----- DATA FOR THIS TASK
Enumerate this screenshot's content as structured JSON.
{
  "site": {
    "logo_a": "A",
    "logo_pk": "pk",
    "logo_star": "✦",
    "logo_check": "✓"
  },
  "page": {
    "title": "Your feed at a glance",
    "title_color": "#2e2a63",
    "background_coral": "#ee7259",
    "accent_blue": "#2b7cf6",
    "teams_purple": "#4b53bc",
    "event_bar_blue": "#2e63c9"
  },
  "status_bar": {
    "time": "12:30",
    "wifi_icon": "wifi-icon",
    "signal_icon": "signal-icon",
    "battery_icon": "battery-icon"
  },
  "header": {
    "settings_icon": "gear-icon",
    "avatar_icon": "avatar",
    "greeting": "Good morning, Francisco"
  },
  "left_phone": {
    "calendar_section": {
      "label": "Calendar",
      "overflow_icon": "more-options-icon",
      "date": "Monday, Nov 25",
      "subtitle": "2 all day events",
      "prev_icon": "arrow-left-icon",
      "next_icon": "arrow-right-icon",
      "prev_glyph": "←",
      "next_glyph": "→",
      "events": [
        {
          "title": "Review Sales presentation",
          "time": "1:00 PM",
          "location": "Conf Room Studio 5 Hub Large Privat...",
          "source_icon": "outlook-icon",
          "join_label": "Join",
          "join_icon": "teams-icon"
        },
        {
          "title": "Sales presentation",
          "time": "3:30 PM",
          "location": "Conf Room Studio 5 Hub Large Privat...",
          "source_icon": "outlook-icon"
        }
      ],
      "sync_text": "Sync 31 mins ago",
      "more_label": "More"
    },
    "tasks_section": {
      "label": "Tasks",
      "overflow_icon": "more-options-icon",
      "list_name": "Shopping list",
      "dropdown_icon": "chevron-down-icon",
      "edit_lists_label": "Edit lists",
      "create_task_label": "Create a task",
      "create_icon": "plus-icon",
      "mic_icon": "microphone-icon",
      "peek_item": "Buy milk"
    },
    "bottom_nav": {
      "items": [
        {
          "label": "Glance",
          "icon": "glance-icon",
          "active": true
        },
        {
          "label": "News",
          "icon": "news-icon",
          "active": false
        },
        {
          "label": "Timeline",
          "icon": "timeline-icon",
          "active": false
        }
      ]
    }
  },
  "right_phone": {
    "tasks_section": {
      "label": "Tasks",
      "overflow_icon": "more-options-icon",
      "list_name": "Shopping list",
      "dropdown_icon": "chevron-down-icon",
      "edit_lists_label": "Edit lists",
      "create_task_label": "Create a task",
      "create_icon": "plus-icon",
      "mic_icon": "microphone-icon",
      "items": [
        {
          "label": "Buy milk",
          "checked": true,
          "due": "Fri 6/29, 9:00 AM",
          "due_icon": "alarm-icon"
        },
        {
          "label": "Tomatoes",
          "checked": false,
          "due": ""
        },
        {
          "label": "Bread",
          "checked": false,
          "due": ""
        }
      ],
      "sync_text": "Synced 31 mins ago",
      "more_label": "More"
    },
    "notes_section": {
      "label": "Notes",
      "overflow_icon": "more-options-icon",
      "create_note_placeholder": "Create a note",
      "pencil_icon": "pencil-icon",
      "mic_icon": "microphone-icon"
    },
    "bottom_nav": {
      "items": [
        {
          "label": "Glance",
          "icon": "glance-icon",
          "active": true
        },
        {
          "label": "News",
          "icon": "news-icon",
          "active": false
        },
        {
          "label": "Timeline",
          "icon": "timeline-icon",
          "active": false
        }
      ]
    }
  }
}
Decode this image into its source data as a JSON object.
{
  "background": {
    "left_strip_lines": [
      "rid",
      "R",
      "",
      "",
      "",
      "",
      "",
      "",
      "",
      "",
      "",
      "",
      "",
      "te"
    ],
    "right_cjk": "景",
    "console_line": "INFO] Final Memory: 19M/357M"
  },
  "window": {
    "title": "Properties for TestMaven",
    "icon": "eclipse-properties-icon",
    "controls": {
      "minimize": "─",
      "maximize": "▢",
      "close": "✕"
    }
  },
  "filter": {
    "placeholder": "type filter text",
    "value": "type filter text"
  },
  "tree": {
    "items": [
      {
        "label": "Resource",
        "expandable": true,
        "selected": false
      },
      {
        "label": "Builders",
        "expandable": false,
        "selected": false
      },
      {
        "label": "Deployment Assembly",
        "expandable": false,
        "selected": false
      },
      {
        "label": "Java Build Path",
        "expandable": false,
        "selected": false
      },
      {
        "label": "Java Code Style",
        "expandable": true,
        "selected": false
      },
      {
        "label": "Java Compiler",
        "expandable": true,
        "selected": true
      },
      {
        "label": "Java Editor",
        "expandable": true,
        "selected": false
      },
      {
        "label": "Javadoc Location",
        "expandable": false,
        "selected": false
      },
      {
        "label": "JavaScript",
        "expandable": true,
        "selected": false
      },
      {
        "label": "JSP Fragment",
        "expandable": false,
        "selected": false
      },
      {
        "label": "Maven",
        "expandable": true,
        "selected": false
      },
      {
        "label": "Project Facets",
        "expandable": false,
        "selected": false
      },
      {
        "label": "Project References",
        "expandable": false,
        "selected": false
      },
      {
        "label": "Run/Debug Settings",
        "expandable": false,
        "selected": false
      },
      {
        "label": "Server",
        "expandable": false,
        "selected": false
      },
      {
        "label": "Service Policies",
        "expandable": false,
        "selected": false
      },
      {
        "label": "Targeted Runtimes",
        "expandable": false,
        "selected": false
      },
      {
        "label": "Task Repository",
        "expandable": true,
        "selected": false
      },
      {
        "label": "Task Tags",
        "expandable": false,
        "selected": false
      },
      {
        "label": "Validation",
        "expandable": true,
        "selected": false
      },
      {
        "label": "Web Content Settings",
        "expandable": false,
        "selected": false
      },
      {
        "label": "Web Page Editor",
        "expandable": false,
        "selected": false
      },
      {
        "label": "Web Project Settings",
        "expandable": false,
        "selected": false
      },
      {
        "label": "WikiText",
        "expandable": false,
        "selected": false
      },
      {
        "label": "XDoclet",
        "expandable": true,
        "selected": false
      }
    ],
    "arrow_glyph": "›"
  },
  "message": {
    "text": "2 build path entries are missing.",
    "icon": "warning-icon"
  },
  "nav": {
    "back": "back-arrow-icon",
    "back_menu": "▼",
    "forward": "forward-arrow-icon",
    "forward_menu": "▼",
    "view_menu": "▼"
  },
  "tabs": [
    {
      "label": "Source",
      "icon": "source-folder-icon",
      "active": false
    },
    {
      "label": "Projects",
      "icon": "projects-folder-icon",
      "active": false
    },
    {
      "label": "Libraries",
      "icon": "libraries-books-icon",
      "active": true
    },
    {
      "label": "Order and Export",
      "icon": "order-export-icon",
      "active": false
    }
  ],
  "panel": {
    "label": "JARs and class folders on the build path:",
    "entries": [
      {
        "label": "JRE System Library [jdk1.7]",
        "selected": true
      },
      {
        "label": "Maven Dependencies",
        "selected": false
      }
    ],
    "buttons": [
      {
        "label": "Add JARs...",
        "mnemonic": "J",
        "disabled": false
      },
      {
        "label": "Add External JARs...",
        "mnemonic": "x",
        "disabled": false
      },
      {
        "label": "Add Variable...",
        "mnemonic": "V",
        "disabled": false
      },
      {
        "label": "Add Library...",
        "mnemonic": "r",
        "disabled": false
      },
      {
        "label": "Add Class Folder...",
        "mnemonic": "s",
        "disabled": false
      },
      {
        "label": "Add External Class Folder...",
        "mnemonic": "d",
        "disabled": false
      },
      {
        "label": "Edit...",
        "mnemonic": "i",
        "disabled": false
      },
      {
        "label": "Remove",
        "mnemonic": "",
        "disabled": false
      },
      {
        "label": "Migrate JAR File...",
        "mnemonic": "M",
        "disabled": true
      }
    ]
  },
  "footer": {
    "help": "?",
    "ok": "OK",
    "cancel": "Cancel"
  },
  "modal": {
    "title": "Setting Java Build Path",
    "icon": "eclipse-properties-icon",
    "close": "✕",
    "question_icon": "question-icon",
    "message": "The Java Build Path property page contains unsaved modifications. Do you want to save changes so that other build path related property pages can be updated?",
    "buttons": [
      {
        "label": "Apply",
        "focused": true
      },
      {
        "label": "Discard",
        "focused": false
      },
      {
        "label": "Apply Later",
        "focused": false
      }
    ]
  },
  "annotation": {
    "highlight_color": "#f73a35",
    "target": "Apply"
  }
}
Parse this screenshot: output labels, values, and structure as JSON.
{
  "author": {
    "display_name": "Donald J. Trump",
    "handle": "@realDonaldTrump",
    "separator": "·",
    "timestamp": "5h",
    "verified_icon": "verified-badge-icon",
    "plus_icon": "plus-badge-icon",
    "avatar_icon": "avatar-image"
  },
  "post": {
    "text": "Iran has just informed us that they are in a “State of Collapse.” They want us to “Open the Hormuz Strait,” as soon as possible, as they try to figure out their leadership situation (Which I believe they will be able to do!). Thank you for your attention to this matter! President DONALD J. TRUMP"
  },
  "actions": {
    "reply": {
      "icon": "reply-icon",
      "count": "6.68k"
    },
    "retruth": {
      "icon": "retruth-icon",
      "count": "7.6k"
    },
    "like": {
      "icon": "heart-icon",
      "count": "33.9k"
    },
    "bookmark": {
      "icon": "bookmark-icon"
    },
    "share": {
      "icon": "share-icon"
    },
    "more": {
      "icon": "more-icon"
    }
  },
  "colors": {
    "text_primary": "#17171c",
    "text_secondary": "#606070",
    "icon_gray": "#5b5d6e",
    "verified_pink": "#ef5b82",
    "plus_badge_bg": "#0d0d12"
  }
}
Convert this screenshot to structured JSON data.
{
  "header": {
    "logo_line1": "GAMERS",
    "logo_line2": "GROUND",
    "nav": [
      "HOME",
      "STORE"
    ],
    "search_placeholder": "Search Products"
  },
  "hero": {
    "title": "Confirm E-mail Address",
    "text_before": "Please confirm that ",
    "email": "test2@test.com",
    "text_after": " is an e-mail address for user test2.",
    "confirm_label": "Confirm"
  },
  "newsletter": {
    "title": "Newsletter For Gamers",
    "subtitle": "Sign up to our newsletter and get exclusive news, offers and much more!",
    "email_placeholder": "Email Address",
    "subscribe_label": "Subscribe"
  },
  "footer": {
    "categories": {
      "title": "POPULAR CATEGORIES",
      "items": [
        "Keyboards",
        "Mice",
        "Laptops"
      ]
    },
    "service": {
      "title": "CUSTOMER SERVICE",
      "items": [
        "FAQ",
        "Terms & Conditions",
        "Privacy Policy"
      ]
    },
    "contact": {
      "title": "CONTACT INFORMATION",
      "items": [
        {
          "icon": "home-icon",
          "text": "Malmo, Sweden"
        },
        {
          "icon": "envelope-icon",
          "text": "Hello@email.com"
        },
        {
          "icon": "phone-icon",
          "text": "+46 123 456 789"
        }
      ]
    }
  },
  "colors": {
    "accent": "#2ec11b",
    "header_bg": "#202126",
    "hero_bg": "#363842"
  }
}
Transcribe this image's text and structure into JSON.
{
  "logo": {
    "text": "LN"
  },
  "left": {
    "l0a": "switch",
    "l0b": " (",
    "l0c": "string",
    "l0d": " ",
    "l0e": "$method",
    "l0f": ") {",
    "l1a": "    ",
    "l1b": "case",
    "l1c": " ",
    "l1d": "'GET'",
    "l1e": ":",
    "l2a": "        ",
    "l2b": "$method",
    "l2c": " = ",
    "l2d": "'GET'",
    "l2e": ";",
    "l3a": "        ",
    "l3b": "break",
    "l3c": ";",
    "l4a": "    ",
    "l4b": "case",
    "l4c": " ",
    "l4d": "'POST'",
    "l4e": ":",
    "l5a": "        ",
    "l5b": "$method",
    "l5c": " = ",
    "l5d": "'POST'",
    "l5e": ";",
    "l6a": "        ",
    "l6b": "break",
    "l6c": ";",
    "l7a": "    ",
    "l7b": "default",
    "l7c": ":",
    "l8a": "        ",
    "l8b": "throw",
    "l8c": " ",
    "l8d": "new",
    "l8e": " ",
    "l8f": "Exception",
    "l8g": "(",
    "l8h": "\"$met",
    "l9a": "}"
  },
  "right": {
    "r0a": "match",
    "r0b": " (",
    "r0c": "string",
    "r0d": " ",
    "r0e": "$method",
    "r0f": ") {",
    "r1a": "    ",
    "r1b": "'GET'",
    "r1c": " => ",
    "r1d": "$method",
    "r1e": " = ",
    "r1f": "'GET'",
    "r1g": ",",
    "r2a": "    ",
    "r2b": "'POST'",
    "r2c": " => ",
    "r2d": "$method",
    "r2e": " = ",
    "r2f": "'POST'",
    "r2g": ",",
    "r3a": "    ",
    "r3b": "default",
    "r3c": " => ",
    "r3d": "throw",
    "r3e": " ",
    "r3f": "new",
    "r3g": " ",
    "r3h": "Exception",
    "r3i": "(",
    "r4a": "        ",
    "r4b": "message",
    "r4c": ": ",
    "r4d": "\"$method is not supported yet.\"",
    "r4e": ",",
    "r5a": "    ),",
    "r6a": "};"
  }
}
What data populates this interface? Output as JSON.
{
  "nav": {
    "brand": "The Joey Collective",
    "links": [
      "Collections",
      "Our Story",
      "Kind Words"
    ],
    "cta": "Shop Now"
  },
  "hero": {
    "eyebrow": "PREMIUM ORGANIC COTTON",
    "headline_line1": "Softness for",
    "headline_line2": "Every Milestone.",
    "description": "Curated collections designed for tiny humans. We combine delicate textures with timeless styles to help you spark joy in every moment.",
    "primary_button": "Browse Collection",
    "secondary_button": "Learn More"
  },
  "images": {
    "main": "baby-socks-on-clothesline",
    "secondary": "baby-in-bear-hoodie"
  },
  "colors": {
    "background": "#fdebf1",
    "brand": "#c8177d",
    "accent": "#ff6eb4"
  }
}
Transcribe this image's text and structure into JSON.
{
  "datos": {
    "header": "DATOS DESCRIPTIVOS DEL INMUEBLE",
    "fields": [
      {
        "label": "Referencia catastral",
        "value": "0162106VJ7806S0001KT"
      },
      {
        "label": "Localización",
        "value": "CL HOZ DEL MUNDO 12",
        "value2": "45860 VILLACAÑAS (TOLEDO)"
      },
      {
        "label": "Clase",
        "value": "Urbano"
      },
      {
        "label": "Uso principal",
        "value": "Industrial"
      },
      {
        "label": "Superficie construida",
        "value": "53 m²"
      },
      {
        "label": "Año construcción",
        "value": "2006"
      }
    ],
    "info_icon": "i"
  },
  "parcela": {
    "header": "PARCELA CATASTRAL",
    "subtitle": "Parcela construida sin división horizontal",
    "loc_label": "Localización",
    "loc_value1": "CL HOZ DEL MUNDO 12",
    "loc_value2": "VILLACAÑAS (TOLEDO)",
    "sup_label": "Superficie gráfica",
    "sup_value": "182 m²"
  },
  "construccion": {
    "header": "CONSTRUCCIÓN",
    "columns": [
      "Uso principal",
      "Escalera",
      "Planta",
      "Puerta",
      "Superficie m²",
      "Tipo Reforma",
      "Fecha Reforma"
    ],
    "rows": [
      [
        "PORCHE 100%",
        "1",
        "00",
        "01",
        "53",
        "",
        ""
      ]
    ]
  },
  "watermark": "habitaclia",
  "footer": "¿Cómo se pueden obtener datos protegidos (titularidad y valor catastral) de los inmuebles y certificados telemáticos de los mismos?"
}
----------
## TASK PROMPT
Copy each line of the data above that holds "presentation".

## TASK SOLUTION
          "title": "Review Sales presentation",
          "title": "Sales presentation",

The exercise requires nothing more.